**What needs to be done**
Collect the lines of the entries where "this" shows up.

[Recorded data]
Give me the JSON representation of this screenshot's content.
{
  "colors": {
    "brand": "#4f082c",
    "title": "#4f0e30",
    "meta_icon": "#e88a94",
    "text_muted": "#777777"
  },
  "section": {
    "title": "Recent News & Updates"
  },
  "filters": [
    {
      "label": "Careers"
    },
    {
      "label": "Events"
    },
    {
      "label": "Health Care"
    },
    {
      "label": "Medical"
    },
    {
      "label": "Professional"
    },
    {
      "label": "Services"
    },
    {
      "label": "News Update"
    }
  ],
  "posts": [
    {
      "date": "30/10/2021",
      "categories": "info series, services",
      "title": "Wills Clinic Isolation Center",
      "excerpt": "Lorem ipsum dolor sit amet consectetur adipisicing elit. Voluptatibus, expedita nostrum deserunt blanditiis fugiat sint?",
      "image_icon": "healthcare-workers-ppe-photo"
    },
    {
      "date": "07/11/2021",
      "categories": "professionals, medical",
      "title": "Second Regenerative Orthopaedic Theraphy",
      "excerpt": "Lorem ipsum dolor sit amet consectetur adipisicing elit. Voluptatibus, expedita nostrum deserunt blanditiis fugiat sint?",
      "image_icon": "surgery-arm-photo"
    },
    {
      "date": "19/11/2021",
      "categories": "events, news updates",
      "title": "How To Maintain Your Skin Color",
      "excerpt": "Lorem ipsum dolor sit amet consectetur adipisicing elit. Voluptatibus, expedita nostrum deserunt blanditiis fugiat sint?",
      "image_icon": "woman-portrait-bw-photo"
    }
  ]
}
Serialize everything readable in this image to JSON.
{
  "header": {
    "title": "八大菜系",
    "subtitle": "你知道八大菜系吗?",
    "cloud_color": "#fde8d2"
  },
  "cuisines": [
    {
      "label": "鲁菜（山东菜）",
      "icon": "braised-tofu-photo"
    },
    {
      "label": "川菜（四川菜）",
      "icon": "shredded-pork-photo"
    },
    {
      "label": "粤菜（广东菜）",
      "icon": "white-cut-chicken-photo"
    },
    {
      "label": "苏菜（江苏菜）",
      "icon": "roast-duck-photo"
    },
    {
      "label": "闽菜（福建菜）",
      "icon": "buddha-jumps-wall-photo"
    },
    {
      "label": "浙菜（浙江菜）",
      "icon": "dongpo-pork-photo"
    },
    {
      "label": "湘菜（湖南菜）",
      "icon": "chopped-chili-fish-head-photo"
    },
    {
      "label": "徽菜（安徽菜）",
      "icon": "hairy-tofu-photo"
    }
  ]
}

**Solution**
Give me the JSON representation of this screenshot's content.
Serialize everything readable in this image to JSON.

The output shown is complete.